** Start of Extracted information **
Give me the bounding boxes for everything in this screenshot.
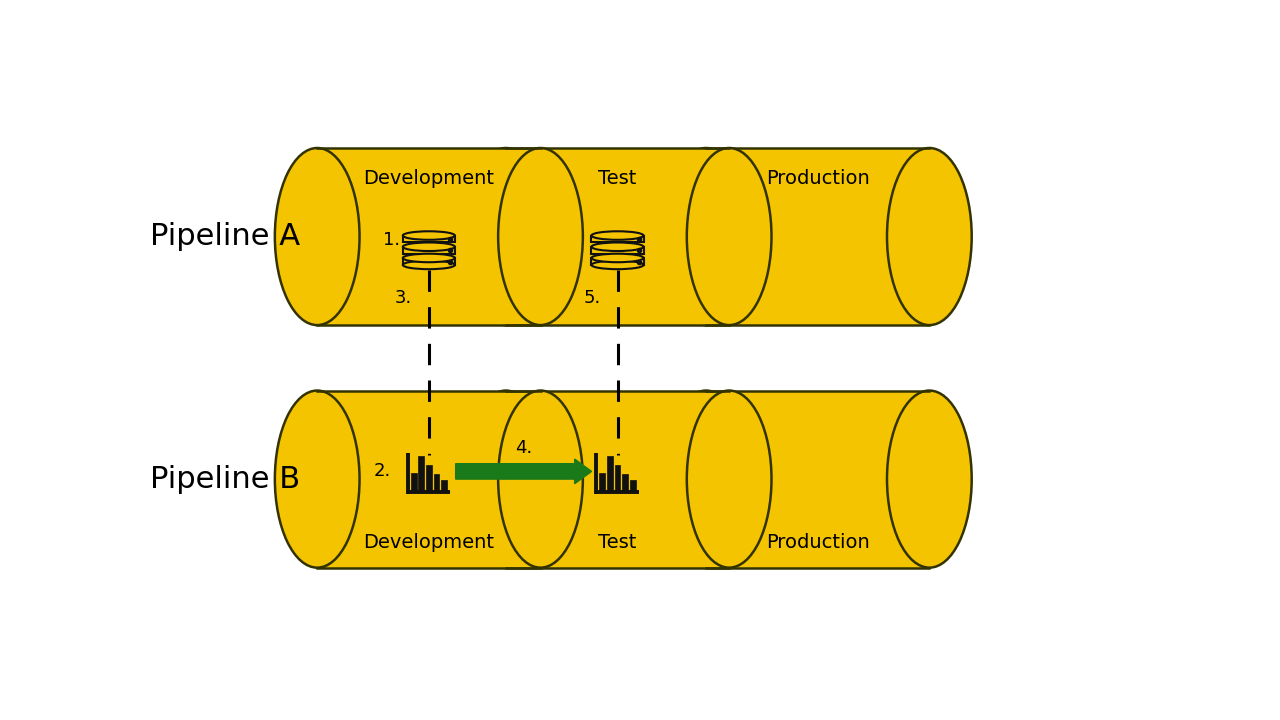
Ellipse shape: [687, 390, 772, 567]
Bar: [607, 456, 613, 492]
Text: Pipeline A: Pipeline A: [150, 222, 300, 251]
Text: 5.: 5.: [584, 289, 600, 307]
Ellipse shape: [664, 390, 749, 567]
Text: 3.: 3.: [394, 289, 412, 307]
Ellipse shape: [463, 390, 548, 567]
Ellipse shape: [887, 148, 972, 325]
Ellipse shape: [463, 148, 548, 325]
Ellipse shape: [403, 261, 454, 269]
Ellipse shape: [687, 148, 772, 325]
Bar: [591, 247, 644, 253]
Bar: [403, 247, 454, 253]
Text: Development: Development: [364, 168, 494, 188]
Bar: [591, 258, 644, 265]
Bar: [614, 465, 621, 492]
Bar: [442, 480, 447, 492]
Ellipse shape: [403, 243, 454, 251]
Bar: [506, 390, 730, 567]
Text: Test: Test: [598, 534, 636, 552]
Bar: [317, 148, 540, 325]
Ellipse shape: [887, 390, 972, 567]
Text: Development: Development: [364, 534, 494, 552]
Text: 4.: 4.: [515, 439, 532, 457]
Ellipse shape: [498, 148, 582, 325]
Bar: [591, 235, 644, 243]
Bar: [707, 390, 929, 567]
Text: 2.: 2.: [374, 462, 392, 480]
Bar: [599, 472, 605, 492]
Bar: [403, 258, 454, 265]
Text: Production: Production: [765, 534, 869, 552]
Ellipse shape: [591, 231, 644, 240]
Ellipse shape: [275, 148, 360, 325]
Bar: [403, 235, 454, 243]
Bar: [426, 465, 431, 492]
Ellipse shape: [591, 253, 644, 262]
Ellipse shape: [275, 390, 360, 567]
Bar: [317, 390, 540, 567]
Bar: [411, 472, 416, 492]
Ellipse shape: [498, 390, 582, 567]
Bar: [622, 474, 628, 492]
Bar: [506, 148, 730, 325]
Text: 1.: 1.: [383, 231, 401, 249]
Ellipse shape: [591, 261, 644, 269]
Text: Pipeline B: Pipeline B: [150, 464, 300, 494]
Ellipse shape: [403, 231, 454, 240]
Bar: [434, 474, 439, 492]
Text: Production: Production: [765, 168, 869, 188]
Ellipse shape: [403, 253, 454, 262]
Ellipse shape: [664, 148, 749, 325]
Bar: [419, 456, 424, 492]
FancyArrow shape: [456, 459, 591, 484]
Ellipse shape: [591, 243, 644, 251]
Text: Test: Test: [598, 168, 636, 188]
Bar: [707, 148, 929, 325]
Bar: [630, 480, 636, 492]
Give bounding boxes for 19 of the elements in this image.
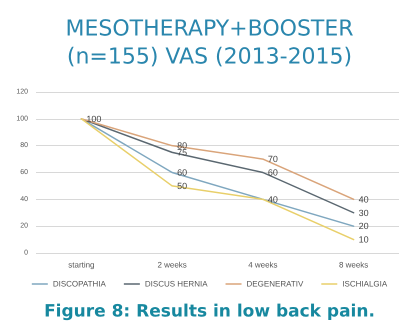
legend-label: DISCUS HERNIA xyxy=(144,280,208,288)
data-label: 40 xyxy=(268,194,278,204)
data-label: 70 xyxy=(268,154,278,164)
data-label: 60 xyxy=(177,168,188,178)
legend-label: DEGENERATIV xyxy=(246,280,304,288)
data-label: 30 xyxy=(358,208,369,218)
caption: Figure 8: Results in low back pain. xyxy=(44,302,375,322)
chart-title: MESOTHERAPY+BOOSTER (n=155) VAS (2013-2015) xyxy=(65,16,354,70)
data-label: 10 xyxy=(358,234,369,245)
data-label: 20 xyxy=(358,221,369,232)
legend-label: ISCHIALGIA xyxy=(342,280,388,288)
data-label: 100 xyxy=(86,114,102,124)
legend-label: DISCOPATHIA xyxy=(52,280,107,288)
data-label: 40 xyxy=(358,194,369,204)
x-tick-label: 4 weeks xyxy=(248,260,278,270)
x-tick-label: 8 weeks xyxy=(338,260,368,270)
x-tick-label: 2 weeks xyxy=(157,260,187,270)
x-tick-label: starting xyxy=(68,260,94,270)
data-label: 60 xyxy=(268,168,278,178)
** End of Extracted information **
**Task directions:** Give every line of the records above as a JSON list of strings, one string per line, with blank lines skipped. Leave the pictures out of the answer.

**Final result:**
[
  "Give me the bounding boxes for everything in this screenshot.",
  "Ellipse shape: [687, 390, 772, 567]",
  "Bar: [607, 456, 613, 492]",
  "Text: Pipeline A: Pipeline A: [150, 222, 300, 251]",
  "Text: 5.: 5.: [584, 289, 600, 307]",
  "Ellipse shape: [664, 390, 749, 567]",
  "Text: 3.: 3.: [394, 289, 412, 307]",
  "Ellipse shape: [463, 390, 548, 567]",
  "Ellipse shape: [887, 148, 972, 325]",
  "Ellipse shape: [463, 148, 548, 325]",
  "Ellipse shape: [403, 261, 454, 269]",
  "Ellipse shape: [687, 148, 772, 325]",
  "Bar: [591, 247, 644, 253]",
  "Bar: [403, 247, 454, 253]",
  "Text: Development: Development: [364, 168, 494, 188]",
  "Bar: [591, 258, 644, 265]",
  "Bar: [614, 465, 621, 492]",
  "Bar: [442, 480, 447, 492]",
  "Ellipse shape: [403, 243, 454, 251]",
  "Bar: [506, 390, 730, 567]",
  "Text: Test: Test: [598, 534, 636, 552]",
  "Bar: [317, 148, 540, 325]",
  "Ellipse shape: [887, 390, 972, 567]",
  "Text: Development: Development: [364, 534, 494, 552]",
  "Text: 4.: 4.: [515, 439, 532, 457]",
  "Ellipse shape: [498, 148, 582, 325]",
  "Bar: [591, 235, 644, 243]",
  "Bar: [707, 390, 929, 567]",
  "Text: 2.: 2.: [374, 462, 392, 480]",
  "Bar: [599, 472, 605, 492]",
  "Bar: [403, 258, 454, 265]",
  "Text: Production: Production: [765, 534, 869, 552]",
  "Ellipse shape: [591, 231, 644, 240]",
  "Ellipse shape: [275, 148, 360, 325]",
  "Bar: [403, 235, 454, 243]",
  "Bar: [426, 465, 431, 492]",
  "Ellipse shape: [591, 253, 644, 262]",
  "Ellipse shape: [275, 390, 360, 567]",
  "Bar: [317, 390, 540, 567]",
  "Bar: [411, 472, 416, 492]",
  "Ellipse shape: [498, 390, 582, 567]",
  "Bar: [622, 474, 628, 492]",
  "Bar: [506, 148, 730, 325]",
  "Text: 1.: 1.: [383, 231, 401, 249]",
  "Ellipse shape: [591, 261, 644, 269]",
  "Text: Pipeline B: Pipeline B: [150, 464, 300, 494]",
  "Ellipse shape: [403, 231, 454, 240]",
  "Bar: [434, 474, 439, 492]",
  "Text: Production: Production: [765, 168, 869, 188]",
  "Ellipse shape: [403, 253, 454, 262]",
  "Ellipse shape: [664, 148, 749, 325]",
  "Bar: [419, 456, 424, 492]",
  "FancyArrow shape: [456, 459, 591, 484]",
  "Ellipse shape: [591, 243, 644, 251]",
  "Text: Test: Test: [598, 168, 636, 188]",
  "Bar: [707, 148, 929, 325]",
  "Bar: [630, 480, 636, 492]",
  "Give bounding boxes for 19 of the elements in this image.",
  "legend-label: DISCUS HERNIA xyxy=(144,280,208,288)",
  "data-label: 40 xyxy=(268,194,278,204)",
  "data-label: 70 xyxy=(268,154,278,164)",
  "data-label: 60 xyxy=(177,168,188,178)",
  "legend-label: DEGENERATIV xyxy=(246,280,304,288)",
  "data-label: 30 xyxy=(358,208,369,218)",
  "caption: Figure 8: Results in low back pain. xyxy=(44,302,375,322)",
  "chart-title: MESOTHERAPY+BOOSTER (n=155) VAS (2013-2015) xyxy=(65,16,354,70)",
  "data-label: 10 xyxy=(358,234,369,245)",
  "data-label: 20 xyxy=(358,221,369,232)",
  "legend-label: ISCHIALGIA xyxy=(342,280,388,288)",
  "data-label: 100 xyxy=(86,114,102,124)",
  "legend-label: DISCOPATHIA xyxy=(52,280,107,288)",
  "data-label: 40 xyxy=(358,194,369,204)",
  "x-tick-label: 4 weeks xyxy=(248,260,278,270)",
  "x-tick-label: 8 weeks xyxy=(338,260,368,270)",
  "x-tick-label: 2 weeks xyxy=(157,260,187,270)",
  "x-tick-label: starting xyxy=(68,260,94,270)",
  "data-label: 60 xyxy=(268,168,278,178)"
]